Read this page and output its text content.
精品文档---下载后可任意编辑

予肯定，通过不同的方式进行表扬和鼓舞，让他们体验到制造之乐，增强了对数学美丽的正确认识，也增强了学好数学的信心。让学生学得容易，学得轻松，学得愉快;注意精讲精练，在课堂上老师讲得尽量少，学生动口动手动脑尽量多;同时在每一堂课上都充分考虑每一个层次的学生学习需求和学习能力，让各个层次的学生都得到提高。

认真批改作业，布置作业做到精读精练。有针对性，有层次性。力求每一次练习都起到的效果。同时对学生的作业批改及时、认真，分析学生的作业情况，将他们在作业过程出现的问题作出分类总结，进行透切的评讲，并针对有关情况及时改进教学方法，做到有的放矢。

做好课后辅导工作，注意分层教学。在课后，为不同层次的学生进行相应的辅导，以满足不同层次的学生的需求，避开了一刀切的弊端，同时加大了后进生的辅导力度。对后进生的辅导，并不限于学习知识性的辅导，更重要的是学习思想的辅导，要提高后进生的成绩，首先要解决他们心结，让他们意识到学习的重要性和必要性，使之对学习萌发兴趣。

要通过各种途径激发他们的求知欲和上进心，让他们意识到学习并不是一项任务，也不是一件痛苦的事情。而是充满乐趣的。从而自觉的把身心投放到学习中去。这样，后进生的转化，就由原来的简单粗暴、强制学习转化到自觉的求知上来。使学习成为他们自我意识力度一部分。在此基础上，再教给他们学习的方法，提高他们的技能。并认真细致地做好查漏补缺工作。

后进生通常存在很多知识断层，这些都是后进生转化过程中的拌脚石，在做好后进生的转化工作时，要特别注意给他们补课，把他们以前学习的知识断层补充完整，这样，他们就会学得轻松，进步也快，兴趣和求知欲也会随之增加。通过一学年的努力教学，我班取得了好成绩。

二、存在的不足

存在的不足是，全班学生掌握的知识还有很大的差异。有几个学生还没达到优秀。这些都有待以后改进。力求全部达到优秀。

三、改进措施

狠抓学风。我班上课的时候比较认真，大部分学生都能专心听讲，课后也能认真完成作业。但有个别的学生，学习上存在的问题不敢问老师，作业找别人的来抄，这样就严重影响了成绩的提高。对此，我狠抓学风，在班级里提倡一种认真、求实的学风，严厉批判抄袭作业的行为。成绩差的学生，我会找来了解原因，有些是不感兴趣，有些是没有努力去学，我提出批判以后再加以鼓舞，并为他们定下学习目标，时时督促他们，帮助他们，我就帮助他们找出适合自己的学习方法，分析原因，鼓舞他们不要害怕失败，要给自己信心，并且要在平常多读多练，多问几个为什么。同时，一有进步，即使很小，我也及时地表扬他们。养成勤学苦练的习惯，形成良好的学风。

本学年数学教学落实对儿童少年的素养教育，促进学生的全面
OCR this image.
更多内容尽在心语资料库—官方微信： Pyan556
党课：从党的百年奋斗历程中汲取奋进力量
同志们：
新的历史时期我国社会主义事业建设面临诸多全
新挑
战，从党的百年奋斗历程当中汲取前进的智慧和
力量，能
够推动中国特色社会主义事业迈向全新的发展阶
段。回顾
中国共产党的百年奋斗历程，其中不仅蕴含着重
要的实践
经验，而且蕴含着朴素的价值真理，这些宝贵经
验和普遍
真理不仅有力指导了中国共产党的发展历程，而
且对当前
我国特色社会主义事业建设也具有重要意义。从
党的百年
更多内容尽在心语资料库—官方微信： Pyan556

(Aim): Go through the records and print each one exactly.

(Task response):
Read this page and output its text content.
精品文档---下载后可任意编辑

予肯定，通过不同的方式进行表扬和鼓舞，让他们体验到制造之乐，增强了对数学美丽的正确认识，也增强了学好数学的信心。让学生学得容易，学得轻松，学得愉快;注意精讲精练，在课堂上老师讲得尽量少，学生动口动手动脑尽量多;同时在每一堂课上都充分考虑每一个层次的学生学习需求和学习能力，让各个层次的学生都得到提高。

认真批改作业，布置作业做到精读精练。有针对性，有层次性。力求每一次练习都起到的效果。同时对学生的作业批改及时、认真，分析学生的作业情况，将他们在作业过程出现的问题作出分类总结，进行透切的评讲，并针对有关情况及时改进教学方法，做到有的放矢。

做好课后辅导工作，注意分层教学。在课后，为不同层次的学生进行相应的辅导，以满足不同层次的学生的需求，避开了一刀切的弊端，同时加大了后进生的辅导力度。对后进生的辅导，并不限于学习知识性的辅导，更重要的是学习思想的辅导，要提高后进生的成绩，首先要解决他们心结，让他们意识到学习的重要性和必要性，使之对学习萌发兴趣。

要通过各种途径激发他们的求知欲和上进心，让他们意识到学习并不是一项任务，也不是一件痛苦的事情。而是充满乐趣的。从而自觉的把身心投放到学习中去。这样，后进生的转化，就由原来的简单粗暴、强制学习转化到自觉的求知上来。使学习成为他们自我意识力度一部分。在此基础上，再教给他们学习的方法，提高他们的技能。并认真细致地做好查漏补缺工作。

后进生通常存在很多知识断层，这些都是后进生转化过程中的拌脚石，在做好后进生的转化工作时，要特别注意给他们补课，把他们以前学习的知识断层补充完整，这样，他们就会学得轻松，进步也快，兴趣和求知欲也会随之增加。通过一学年的努力教学，我班取得了好成绩。

二、存在的不足

存在的不足是，全班学生掌握的知识还有很大的差异。有几个学生还没达到优秀。这些都有待以后改进。力求全部达到优秀。

三、改进措施

狠抓学风。我班上课的时候比较认真，大部分学生都能专心听讲，课后也能认真完成作业。但有个别的学生，学习上存在的问题不敢问老师，作业找别人的来抄，这样就严重影响了成绩的提高。对此，我狠抓学风，在班级里提倡一种认真、求实的学风，严厉批判抄袭作业的行为。成绩差的学生，我会找来了解原因，有些是不感兴趣，有些是没有努力去学，我提出批判以后再加以鼓舞，并为他们定下学习目标，时时督促他们，帮助他们，我就帮助他们找出适合自己的学习方法，分析原因，鼓舞他们不要害怕失败，要给自己信心，并且要在平常多读多练，多问几个为什么。同时，一有进步，即使很小，我也及时地表扬他们。养成勤学苦练的习惯，形成良好的学风。

本学年数学教学落实对儿童少年的素养教育，促进学生的全面
OCR this image.
更多内容尽在心语资料库—官方微信： Pyan556
党课：从党的百年奋斗历程中汲取奋进力量
同志们：
新的历史时期我国社会主义事业建设面临诸多全
新挑
战，从党的百年奋斗历程当中汲取前进的智慧和
力量，能
够推动中国特色社会主义事业迈向全新的发展阶
段。回顾
中国共产党的百年奋斗历程，其中不仅蕴含着重
要的实践
经验，而且蕴含着朴素的价值真理，这些宝贵经
验和普遍
真理不仅有力指导了中国共产党的发展历程，而
且对当前
我国特色社会主义事业建设也具有重要意义。从
党的百年
更多内容尽在心语资料库—官方微信： Pyan556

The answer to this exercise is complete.